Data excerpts

+ + + +

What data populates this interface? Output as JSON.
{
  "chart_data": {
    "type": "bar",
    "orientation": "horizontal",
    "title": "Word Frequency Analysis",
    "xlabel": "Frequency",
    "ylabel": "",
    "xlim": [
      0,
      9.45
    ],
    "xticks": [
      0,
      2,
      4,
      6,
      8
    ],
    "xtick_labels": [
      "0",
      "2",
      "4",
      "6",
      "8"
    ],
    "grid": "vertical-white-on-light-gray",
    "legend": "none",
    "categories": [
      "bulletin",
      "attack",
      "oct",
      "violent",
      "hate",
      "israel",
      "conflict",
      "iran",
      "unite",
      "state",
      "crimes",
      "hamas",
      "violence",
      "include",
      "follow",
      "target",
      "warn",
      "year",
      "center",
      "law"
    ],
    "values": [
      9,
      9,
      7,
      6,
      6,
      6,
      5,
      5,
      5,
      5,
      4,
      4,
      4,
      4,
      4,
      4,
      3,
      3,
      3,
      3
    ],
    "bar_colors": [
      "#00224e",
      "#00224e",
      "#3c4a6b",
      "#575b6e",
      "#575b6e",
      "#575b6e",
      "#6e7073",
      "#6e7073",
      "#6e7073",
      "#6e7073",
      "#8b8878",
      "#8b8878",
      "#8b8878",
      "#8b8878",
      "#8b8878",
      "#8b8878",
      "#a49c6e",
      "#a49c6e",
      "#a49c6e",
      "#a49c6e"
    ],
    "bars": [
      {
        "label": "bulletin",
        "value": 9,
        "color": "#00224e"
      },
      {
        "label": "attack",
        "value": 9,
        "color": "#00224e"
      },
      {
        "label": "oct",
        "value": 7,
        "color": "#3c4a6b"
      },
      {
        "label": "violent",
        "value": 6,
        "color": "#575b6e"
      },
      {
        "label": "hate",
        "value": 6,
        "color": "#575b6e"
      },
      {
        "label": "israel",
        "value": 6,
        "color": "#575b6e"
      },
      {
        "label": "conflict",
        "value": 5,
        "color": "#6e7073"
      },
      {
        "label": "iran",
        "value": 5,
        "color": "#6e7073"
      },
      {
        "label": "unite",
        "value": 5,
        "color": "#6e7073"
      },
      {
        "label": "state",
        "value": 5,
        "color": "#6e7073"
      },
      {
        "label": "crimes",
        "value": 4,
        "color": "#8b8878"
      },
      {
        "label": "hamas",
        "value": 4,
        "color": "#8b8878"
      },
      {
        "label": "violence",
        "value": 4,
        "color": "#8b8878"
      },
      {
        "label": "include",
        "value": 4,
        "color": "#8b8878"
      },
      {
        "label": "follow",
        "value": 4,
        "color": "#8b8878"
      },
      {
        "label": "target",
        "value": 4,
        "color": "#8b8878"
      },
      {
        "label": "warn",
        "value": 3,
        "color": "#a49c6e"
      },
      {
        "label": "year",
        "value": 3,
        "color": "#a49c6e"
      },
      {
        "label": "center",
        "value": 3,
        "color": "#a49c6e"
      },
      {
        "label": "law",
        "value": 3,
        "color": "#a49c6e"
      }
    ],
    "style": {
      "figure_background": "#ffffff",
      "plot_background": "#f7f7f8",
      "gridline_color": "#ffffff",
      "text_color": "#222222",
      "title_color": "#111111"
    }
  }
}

+ + + +

STATED EXERCISE:
Each entry must be reproduced verbatim.

SOLUTION BELOW:
What data populates this interface? Output as JSON.
{
  "chart_data": {
    "type": "bar",
    "orientation": "horizontal",
    "title": "Word Frequency Analysis",
    "xlabel": "Frequency",
    "ylabel": "",
    "xlim": [
      0,
      9.45
    ],
    "xticks": [
      0,
      2,
      4,
      6,
      8
    ],
    "xtick_labels": [
      "0",
      "2",
      "4",
      "6",
      "8"
    ],
    "grid": "vertical-white-on-light-gray",
    "legend": "none",
    "categories": [
      "bulletin",
      "attack",
      "oct",
      "violent",
      "hate",
      "israel",
      "conflict",
      "iran",
      "unite",
      "state",
      "crimes",
      "hamas",
      "violence",
      "include",
      "follow",
      "target",
      "warn",
      "year",
      "center",
      "law"
    ],
    "values": [
      9,
      9,
      7,
      6,
      6,
      6,
      5,
      5,
      5,
      5,
      4,
      4,
      4,
      4,
      4,
      4,
      3,
      3,
      3,
      3
    ],
    "bar_colors": [
      "#00224e",
      "#00224e",
      "#3c4a6b",
      "#575b6e",
      "#575b6e",
      "#575b6e",
      "#6e7073",
      "#6e7073",
      "#6e7073",
      "#6e7073",
      "#8b8878",
      "#8b8878",
      "#8b8878",
      "#8b8878",
      "#8b8878",
      "#8b8878",
      "#a49c6e",
      "#a49c6e",
      "#a49c6e",
      "#a49c6e"
    ],
    "bars": [
      {
        "label": "bulletin",
        "value": 9,
        "color": "#00224e"
      },
      {
        "label": "attack",
        "value": 9,
        "color": "#00224e"
      },
      {
        "label": "oct",
        "value": 7,
        "color": "#3c4a6b"
      },
      {
        "label": "violent",
        "value": 6,
        "color": "#575b6e"
      },
      {
        "label": "hate",
        "value": 6,
        "color": "#575b6e"
      },
      {
        "label": "israel",
        "value": 6,
        "color": "#575b6e"
      },
      {
        "label": "conflict",
        "value": 5,
        "color": "#6e7073"
      },
      {
        "label": "iran",
        "value": 5,
        "color": "#6e7073"
      },
      {
        "label": "unite",
        "value": 5,
        "color": "#6e7073"
      },
      {
        "label": "state",
        "value": 5,
        "color": "#6e7073"
      },
      {
        "label": "crimes",
        "value": 4,
        "color": "#8b8878"
      },
      {
        "label": "hamas",
        "value": 4,
        "color": "#8b8878"
      },
      {
        "label": "violence",
        "value": 4,
        "color": "#8b8878"
      },
      {
        "label": "include",
        "value": 4,
        "color": "#8b8878"
      },
      {
        "label": "follow",
        "value": 4,
        "color": "#8b8878"
      },
      {
        "label": "target",
        "value": 4,
        "color": "#8b8878"
      },
      {
        "label": "warn",
        "value": 3,
        "color": "#a49c6e"
      },
      {
        "label": "year",
        "value": 3,
        "color": "#a49c6e"
      },
      {
        "label": "center",
        "value": 3,
        "color": "#a49c6e"
      },
      {
        "label": "law",
        "value": 3,
        "color": "#a49c6e"
      }
    ],
    "style": {
      "figure_background": "#ffffff",
      "plot_background": "#f7f7f8",
      "gridline_color": "#ffffff",
      "text_color": "#222222",
      "title_color": "#111111"
    }
  }
}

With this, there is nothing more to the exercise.